[PROBLEM REQUIREMENTS]:
Output every line below without omitting or altering anything.
— begin INPUT MATERIAL —
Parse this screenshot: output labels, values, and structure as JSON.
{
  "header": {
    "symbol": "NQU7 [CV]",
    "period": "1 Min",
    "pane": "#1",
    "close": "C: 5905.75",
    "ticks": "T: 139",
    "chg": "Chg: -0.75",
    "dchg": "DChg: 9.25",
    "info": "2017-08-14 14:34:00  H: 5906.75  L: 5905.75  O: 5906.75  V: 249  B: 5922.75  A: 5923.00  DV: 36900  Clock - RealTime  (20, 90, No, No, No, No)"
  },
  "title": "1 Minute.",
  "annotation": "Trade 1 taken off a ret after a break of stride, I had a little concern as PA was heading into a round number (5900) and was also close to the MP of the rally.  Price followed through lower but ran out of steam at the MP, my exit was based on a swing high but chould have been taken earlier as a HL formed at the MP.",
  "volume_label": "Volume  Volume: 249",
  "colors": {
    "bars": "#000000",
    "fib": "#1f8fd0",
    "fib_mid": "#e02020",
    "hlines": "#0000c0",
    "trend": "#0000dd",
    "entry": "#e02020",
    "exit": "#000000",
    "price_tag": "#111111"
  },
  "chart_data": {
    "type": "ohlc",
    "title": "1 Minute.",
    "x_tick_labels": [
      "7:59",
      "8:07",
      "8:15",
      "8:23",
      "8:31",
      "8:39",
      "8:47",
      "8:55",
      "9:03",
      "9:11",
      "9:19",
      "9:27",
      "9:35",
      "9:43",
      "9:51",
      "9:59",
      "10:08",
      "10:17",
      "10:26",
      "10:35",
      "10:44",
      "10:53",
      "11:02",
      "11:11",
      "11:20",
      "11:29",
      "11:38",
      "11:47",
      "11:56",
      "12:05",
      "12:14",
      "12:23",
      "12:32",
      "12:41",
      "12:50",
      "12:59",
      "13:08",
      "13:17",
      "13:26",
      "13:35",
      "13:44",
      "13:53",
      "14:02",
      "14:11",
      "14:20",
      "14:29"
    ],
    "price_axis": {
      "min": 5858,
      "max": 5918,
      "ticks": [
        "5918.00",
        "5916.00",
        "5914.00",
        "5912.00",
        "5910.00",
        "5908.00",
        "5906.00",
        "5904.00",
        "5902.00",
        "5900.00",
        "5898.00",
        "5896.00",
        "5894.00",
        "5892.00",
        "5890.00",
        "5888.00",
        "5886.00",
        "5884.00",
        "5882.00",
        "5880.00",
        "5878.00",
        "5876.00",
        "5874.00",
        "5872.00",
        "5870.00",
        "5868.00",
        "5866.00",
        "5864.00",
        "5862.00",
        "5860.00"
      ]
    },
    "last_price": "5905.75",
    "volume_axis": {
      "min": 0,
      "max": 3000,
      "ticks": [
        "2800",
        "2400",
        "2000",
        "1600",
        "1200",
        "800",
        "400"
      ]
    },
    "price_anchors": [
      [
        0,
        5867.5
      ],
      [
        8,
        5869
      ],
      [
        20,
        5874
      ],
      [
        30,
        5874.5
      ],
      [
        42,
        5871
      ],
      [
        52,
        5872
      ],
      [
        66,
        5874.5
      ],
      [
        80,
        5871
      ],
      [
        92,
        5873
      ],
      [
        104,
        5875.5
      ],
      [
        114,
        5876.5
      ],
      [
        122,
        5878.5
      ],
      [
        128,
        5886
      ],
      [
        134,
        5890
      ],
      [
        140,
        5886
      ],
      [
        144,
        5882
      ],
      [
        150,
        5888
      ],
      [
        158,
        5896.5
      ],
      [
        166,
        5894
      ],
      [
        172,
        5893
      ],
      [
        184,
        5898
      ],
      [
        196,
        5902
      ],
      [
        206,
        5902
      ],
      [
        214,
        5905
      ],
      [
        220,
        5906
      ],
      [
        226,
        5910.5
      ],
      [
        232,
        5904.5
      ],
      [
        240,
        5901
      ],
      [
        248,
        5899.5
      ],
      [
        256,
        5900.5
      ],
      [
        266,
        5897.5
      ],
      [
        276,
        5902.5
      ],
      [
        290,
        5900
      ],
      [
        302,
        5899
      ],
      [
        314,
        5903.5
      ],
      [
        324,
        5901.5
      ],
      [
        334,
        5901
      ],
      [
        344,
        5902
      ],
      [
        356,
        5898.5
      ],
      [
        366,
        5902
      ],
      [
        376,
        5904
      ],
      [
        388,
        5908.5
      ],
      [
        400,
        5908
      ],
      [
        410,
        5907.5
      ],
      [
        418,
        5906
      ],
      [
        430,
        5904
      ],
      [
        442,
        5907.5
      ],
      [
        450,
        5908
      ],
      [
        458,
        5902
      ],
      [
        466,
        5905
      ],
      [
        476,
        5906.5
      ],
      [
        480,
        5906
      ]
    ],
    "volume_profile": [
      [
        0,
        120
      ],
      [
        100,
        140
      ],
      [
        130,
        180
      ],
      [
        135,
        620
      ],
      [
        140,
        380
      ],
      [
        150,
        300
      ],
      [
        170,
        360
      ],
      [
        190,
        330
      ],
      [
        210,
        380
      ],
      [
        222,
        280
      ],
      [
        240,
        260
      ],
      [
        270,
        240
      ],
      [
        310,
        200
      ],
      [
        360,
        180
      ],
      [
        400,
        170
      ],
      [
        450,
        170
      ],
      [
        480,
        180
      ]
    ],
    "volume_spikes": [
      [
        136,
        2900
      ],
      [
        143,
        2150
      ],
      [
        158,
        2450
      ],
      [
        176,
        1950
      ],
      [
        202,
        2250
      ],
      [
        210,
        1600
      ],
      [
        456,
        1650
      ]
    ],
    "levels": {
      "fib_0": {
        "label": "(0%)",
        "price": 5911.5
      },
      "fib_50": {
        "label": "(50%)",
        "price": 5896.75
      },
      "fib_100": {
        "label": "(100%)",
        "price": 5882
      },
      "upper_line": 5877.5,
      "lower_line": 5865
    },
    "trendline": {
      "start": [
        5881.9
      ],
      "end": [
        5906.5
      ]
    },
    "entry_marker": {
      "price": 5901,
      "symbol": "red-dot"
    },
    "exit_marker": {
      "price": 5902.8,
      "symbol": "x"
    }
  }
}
— end INPUT MATERIAL —
[WORKED SOLUTION]:
Parse this screenshot: output labels, values, and structure as JSON.
{
  "header": {
    "symbol": "NQU7 [CV]",
    "period": "1 Min",
    "pane": "#1",
    "close": "C: 5905.75",
    "ticks": "T: 139",
    "chg": "Chg: -0.75",
    "dchg": "DChg: 9.25",
    "info": "2017-08-14 14:34:00  H: 5906.75  L: 5905.75  O: 5906.75  V: 249  B: 5922.75  A: 5923.00  DV: 36900  Clock - RealTime  (20, 90, No, No, No, No)"
  },
  "title": "1 Minute.",
  "annotation": "Trade 1 taken off a ret after a break of stride, I had a little concern as PA was heading into a round number (5900) and was also close to the MP of the rally.  Price followed through lower but ran out of steam at the MP, my exit was based on a swing high but chould have been taken earlier as a HL formed at the MP.",
  "volume_label": "Volume  Volume: 249",
  "colors": {
    "bars": "#000000",
    "fib": "#1f8fd0",
    "fib_mid": "#e02020",
    "hlines": "#0000c0",
    "trend": "#0000dd",
    "entry": "#e02020",
    "exit": "#000000",
    "price_tag": "#111111"
  },
  "chart_data": {
    "type": "ohlc",
    "title": "1 Minute.",
    "x_tick_labels": [
      "7:59",
      "8:07",
      "8:15",
      "8:23",
      "8:31",
      "8:39",
      "8:47",
      "8:55",
      "9:03",
      "9:11",
      "9:19",
      "9:27",
      "9:35",
      "9:43",
      "9:51",
      "9:59",
      "10:08",
      "10:17",
      "10:26",
      "10:35",
      "10:44",
      "10:53",
      "11:02",
      "11:11",
      "11:20",
      "11:29",
      "11:38",
      "11:47",
      "11:56",
      "12:05",
      "12:14",
      "12:23",
      "12:32",
      "12:41",
      "12:50",
      "12:59",
      "13:08",
      "13:17",
      "13:26",
      "13:35",
      "13:44",
      "13:53",
      "14:02",
      "14:11",
      "14:20",
      "14:29"
    ],
    "price_axis": {
      "min": 5858,
      "max": 5918,
      "ticks": [
        "5918.00",
        "5916.00",
        "5914.00",
        "5912.00",
        "5910.00",
        "5908.00",
        "5906.00",
        "5904.00",
        "5902.00",
        "5900.00",
        "5898.00",
        "5896.00",
        "5894.00",
        "5892.00",
        "5890.00",
        "5888.00",
        "5886.00",
        "5884.00",
        "5882.00",
        "5880.00",
        "5878.00",
        "5876.00",
        "5874.00",
        "5872.00",
        "5870.00",
        "5868.00",
        "5866.00",
        "5864.00",
        "5862.00",
        "5860.00"
      ]
    },
    "last_price": "5905.75",
    "volume_axis": {
      "min": 0,
      "max": 3000,
      "ticks": [
        "2800",
        "2400",
        "2000",
        "1600",
        "1200",
        "800",
        "400"
      ]
    },
    "price_anchors": [
      [
        0,
        5867.5
      ],
      [
        8,
        5869
      ],
      [
        20,
        5874
      ],
      [
        30,
        5874.5
      ],
      [
        42,
        5871
      ],
      [
        52,
        5872
      ],
      [
        66,
        5874.5
      ],
      [
        80,
        5871
      ],
      [
        92,
        5873
      ],
      [
        104,
        5875.5
      ],
      [
        114,
        5876.5
      ],
      [
        122,
        5878.5
      ],
      [
        128,
        5886
      ],
      [
        134,
        5890
      ],
      [
        140,
        5886
      ],
      [
        144,
        5882
      ],
      [
        150,
        5888
      ],
      [
        158,
        5896.5
      ],
      [
        166,
        5894
      ],
      [
        172,
        5893
      ],
      [
        184,
        5898
      ],
      [
        196,
        5902
      ],
      [
        206,
        5902
      ],
      [
        214,
        5905
      ],
      [
        220,
        5906
      ],
      [
        226,
        5910.5
      ],
      [
        232,
        5904.5
      ],
      [
        240,
        5901
      ],
      [
        248,
        5899.5
      ],
      [
        256,
        5900.5
      ],
      [
        266,
        5897.5
      ],
      [
        276,
        5902.5
      ],
      [
        290,
        5900
      ],
      [
        302,
        5899
      ],
      [
        314,
        5903.5
      ],
      [
        324,
        5901.5
      ],
      [
        334,
        5901
      ],
      [
        344,
        5902
      ],
      [
        356,
        5898.5
      ],
      [
        366,
        5902
      ],
      [
        376,
        5904
      ],
      [
        388,
        5908.5
      ],
      [
        400,
        5908
      ],
      [
        410,
        5907.5
      ],
      [
        418,
        5906
      ],
      [
        430,
        5904
      ],
      [
        442,
        5907.5
      ],
      [
        450,
        5908
      ],
      [
        458,
        5902
      ],
      [
        466,
        5905
      ],
      [
        476,
        5906.5
      ],
      [
        480,
        5906
      ]
    ],
    "volume_profile": [
      [
        0,
        120
      ],
      [
        100,
        140
      ],
      [
        130,
        180
      ],
      [
        135,
        620
      ],
      [
        140,
        380
      ],
      [
        150,
        300
      ],
      [
        170,
        360
      ],
      [
        190,
        330
      ],
      [
        210,
        380
      ],
      [
        222,
        280
      ],
      [
        240,
        260
      ],
      [
        270,
        240
      ],
      [
        310,
        200
      ],
      [
        360,
        180
      ],
      [
        400,
        170
      ],
      [
        450,
        170
      ],
      [
        480,
        180
      ]
    ],
    "volume_spikes": [
      [
        136,
        2900
      ],
      [
        143,
        2150
      ],
      [
        158,
        2450
      ],
      [
        176,
        1950
      ],
      [
        202,
        2250
      ],
      [
        210,
        1600
      ],
      [
        456,
        1650
      ]
    ],
    "levels": {
      "fib_0": {
        "label": "(0%)",
        "price": 5911.5
      },
      "fib_50": {
        "label": "(50%)",
        "price": 5896.75
      },
      "fib_100": {
        "label": "(100%)",
        "price": 5882
      },
      "upper_line": 5877.5,
      "lower_line": 5865
    },
    "trendline": {
      "start": [
        5881.9
      ],
      "end": [
        5906.5
      ]
    },
    "entry_marker": {
      "price": 5901,
      "symbol": "red-dot"
    },
    "exit_marker": {
      "price": 5902.8,
      "symbol": "x"
    }
  }
}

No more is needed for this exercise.